--- BEGIN INFORMATION SHOWN ---
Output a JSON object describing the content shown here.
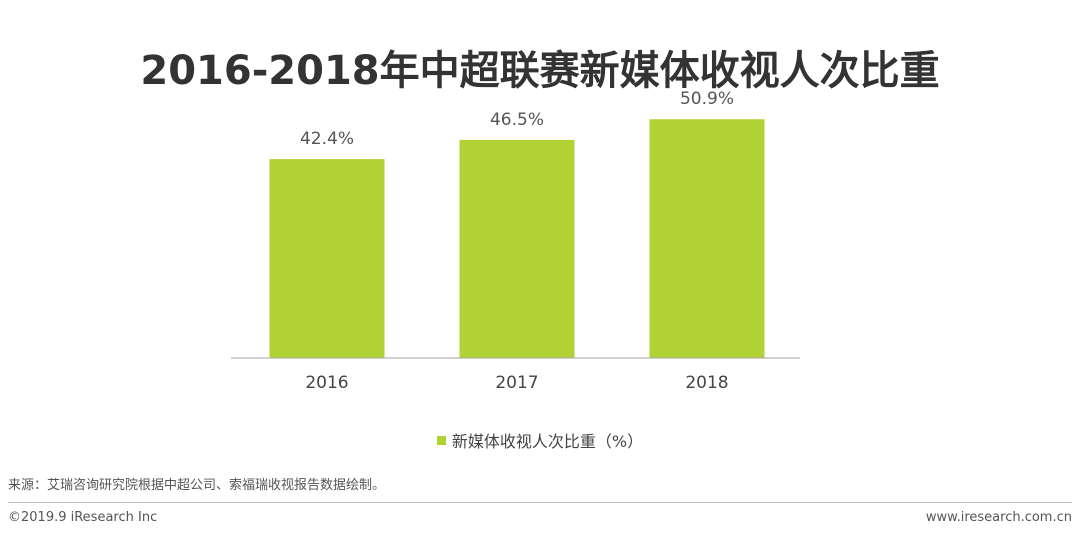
{
  "header": {
    "title": "2016-2018年中超联赛新媒体收视人次比重"
  },
  "chart_data": {
    "type": "bar",
    "categories": [
      "2016",
      "2017",
      "2018"
    ],
    "series": [
      {
        "name": "新媒体收视人次比重（%）",
        "values": [
          42.4,
          46.5,
          50.9
        ],
        "labels": [
          "42.4%",
          "46.5%",
          "50.9%"
        ],
        "color": "#b1d235"
      }
    ],
    "title": "2016-2018年中超联赛新媒体收视人次比重",
    "xlabel": "",
    "ylabel": "",
    "ylim": [
      0,
      55
    ],
    "grid": false,
    "legend": "bottom"
  },
  "legend": {
    "label": "新媒体收视人次比重（%）",
    "color": "#b1d235"
  },
  "footer": {
    "source": "来源：艾瑞咨询研究院根据中超公司、索福瑞收视报告数据绘制。",
    "copyright": "©2019.9 iResearch Inc",
    "website": "www.iresearch.com.cn"
  }
}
--- END INFORMATION SHOWN ---
GOAL | Reproduce the whole listing exactly, but not the images in it.

COMPLETED EXERCISE |
Output a JSON object describing the content shown here.
{
  "header": {
    "title": "2016-2018年中超联赛新媒体收视人次比重"
  },
  "chart_data": {
    "type": "bar",
    "categories": [
      "2016",
      "2017",
      "2018"
    ],
    "series": [
      {
        "name": "新媒体收视人次比重（%）",
        "values": [
          42.4,
          46.5,
          50.9
        ],
        "labels": [
          "42.4%",
          "46.5%",
          "50.9%"
        ],
        "color": "#b1d235"
      }
    ],
    "title": "2016-2018年中超联赛新媒体收视人次比重",
    "xlabel": "",
    "ylabel": "",
    "ylim": [
      0,
      55
    ],
    "grid": false,
    "legend": "bottom"
  },
  "legend": {
    "label": "新媒体收视人次比重（%）",
    "color": "#b1d235"
  },
  "footer": {
    "source": "来源：艾瑞咨询研究院根据中超公司、索福瑞收视报告数据绘制。",
    "copyright": "©2019.9 iResearch Inc",
    "website": "www.iresearch.com.cn"
  }
}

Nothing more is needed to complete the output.